(Figure content listings)
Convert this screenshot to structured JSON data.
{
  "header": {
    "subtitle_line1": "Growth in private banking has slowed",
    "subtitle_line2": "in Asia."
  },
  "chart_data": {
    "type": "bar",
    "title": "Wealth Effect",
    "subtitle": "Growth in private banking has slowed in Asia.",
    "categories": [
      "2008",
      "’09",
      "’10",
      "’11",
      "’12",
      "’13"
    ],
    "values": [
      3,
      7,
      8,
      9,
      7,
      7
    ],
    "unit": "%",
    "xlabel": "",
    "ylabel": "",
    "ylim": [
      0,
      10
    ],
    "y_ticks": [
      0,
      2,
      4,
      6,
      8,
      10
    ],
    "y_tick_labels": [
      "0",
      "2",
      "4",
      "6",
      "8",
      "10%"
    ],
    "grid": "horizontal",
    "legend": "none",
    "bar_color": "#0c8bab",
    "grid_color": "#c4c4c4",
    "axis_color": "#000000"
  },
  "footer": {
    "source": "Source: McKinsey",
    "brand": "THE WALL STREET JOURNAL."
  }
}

▶ SHORT EXERCISE
Without leaving anything out, quote all the data.

▶ RESPONSE TO THIS EXERCISE
Convert this screenshot to structured JSON data.
{
  "header": {
    "subtitle_line1": "Growth in private banking has slowed",
    "subtitle_line2": "in Asia."
  },
  "chart_data": {
    "type": "bar",
    "title": "Wealth Effect",
    "subtitle": "Growth in private banking has slowed in Asia.",
    "categories": [
      "2008",
      "’09",
      "’10",
      "’11",
      "’12",
      "’13"
    ],
    "values": [
      3,
      7,
      8,
      9,
      7,
      7
    ],
    "unit": "%",
    "xlabel": "",
    "ylabel": "",
    "ylim": [
      0,
      10
    ],
    "y_ticks": [
      0,
      2,
      4,
      6,
      8,
      10
    ],
    "y_tick_labels": [
      "0",
      "2",
      "4",
      "6",
      "8",
      "10%"
    ],
    "grid": "horizontal",
    "legend": "none",
    "bar_color": "#0c8bab",
    "grid_color": "#c4c4c4",
    "axis_color": "#000000"
  },
  "footer": {
    "source": "Source: McKinsey",
    "brand": "THE WALL STREET JOURNAL."
  }
}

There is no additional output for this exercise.